"""

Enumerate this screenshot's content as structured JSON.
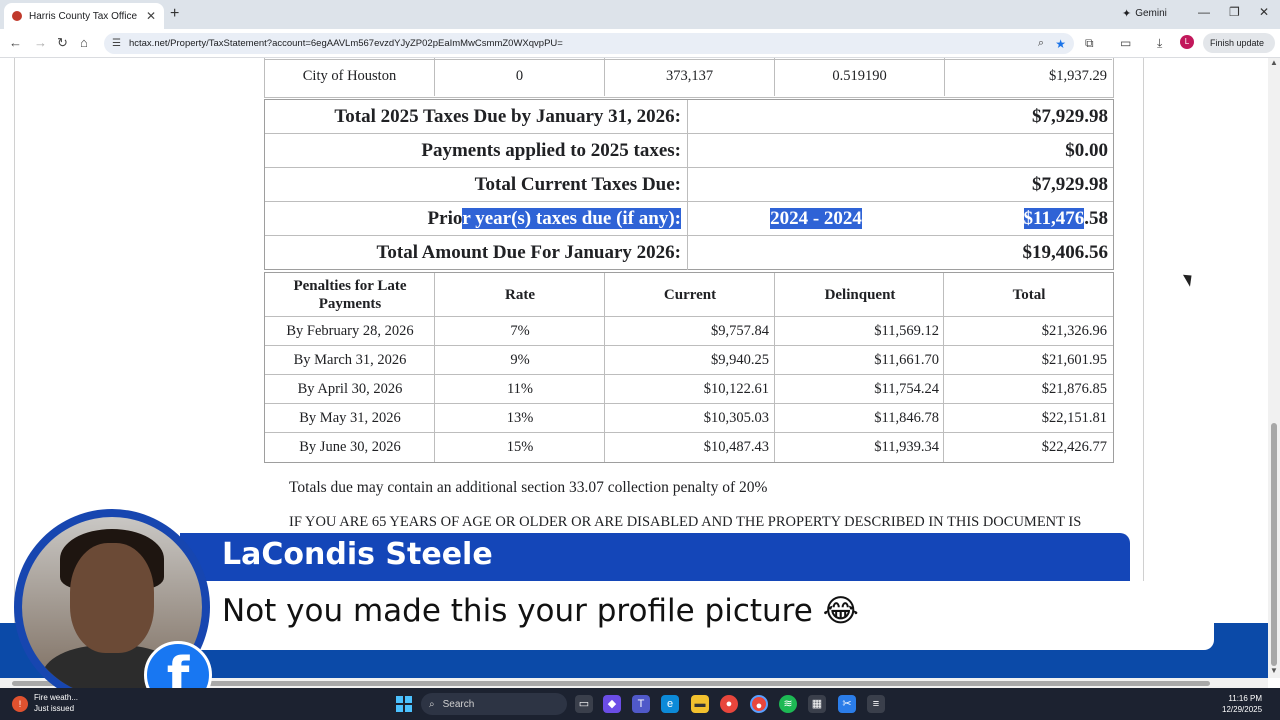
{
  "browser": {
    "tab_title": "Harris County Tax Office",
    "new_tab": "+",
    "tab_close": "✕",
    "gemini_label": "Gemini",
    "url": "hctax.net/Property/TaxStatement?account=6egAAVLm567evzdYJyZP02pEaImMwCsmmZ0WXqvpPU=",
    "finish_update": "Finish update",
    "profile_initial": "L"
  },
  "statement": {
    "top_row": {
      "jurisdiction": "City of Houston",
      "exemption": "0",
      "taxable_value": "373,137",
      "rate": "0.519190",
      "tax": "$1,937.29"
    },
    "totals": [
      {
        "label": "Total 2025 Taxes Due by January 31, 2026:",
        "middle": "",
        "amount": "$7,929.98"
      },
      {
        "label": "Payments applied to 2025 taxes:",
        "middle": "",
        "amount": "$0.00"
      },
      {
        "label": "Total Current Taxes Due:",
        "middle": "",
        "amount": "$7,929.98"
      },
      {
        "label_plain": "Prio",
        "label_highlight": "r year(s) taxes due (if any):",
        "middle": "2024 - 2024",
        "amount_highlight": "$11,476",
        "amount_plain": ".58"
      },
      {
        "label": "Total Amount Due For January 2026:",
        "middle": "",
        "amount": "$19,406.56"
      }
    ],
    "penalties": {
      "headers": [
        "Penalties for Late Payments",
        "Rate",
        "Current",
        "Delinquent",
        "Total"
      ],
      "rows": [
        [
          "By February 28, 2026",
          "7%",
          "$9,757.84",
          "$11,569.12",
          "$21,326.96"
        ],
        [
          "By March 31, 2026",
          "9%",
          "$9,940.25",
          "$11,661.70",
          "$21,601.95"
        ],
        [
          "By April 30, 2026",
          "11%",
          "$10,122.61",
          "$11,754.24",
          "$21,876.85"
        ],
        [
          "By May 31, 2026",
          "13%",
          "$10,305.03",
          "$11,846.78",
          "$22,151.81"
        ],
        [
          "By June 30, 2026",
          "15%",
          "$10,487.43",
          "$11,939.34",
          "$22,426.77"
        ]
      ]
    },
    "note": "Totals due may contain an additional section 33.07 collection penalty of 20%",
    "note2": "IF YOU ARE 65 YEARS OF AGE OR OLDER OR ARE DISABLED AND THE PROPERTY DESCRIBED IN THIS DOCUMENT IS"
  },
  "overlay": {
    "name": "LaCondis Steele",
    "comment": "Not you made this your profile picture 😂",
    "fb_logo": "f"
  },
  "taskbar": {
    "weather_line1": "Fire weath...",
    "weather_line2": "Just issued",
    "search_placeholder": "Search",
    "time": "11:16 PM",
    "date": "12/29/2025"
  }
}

"""
"""

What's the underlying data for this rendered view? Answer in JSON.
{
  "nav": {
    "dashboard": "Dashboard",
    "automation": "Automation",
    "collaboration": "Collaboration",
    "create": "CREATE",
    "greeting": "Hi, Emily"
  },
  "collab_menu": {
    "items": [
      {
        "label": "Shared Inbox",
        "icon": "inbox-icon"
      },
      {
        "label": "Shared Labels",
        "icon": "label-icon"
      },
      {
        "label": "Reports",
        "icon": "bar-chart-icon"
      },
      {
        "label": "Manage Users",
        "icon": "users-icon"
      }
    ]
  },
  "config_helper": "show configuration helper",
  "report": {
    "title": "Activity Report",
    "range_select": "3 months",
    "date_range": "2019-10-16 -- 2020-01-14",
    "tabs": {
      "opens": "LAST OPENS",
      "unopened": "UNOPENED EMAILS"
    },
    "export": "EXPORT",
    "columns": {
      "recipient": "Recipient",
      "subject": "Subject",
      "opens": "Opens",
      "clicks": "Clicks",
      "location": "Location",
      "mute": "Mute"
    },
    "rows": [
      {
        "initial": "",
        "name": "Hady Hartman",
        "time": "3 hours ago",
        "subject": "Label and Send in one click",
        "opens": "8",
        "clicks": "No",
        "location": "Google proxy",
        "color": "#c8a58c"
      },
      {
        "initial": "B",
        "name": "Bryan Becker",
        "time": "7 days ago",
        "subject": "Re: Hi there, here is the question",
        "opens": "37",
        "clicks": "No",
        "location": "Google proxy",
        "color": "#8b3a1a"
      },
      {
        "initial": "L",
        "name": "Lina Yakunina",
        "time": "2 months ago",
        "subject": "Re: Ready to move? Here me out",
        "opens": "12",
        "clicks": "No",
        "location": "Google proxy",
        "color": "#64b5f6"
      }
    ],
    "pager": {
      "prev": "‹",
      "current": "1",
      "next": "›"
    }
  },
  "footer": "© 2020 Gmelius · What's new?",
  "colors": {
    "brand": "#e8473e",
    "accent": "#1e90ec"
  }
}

"""

Exercise brief: Which lines contain "JSON"? Copy each of them out.

The reply:
Enumerate this screenshot's content as structured JSON.
What's the underlying data for this rendered view? Answer in JSON.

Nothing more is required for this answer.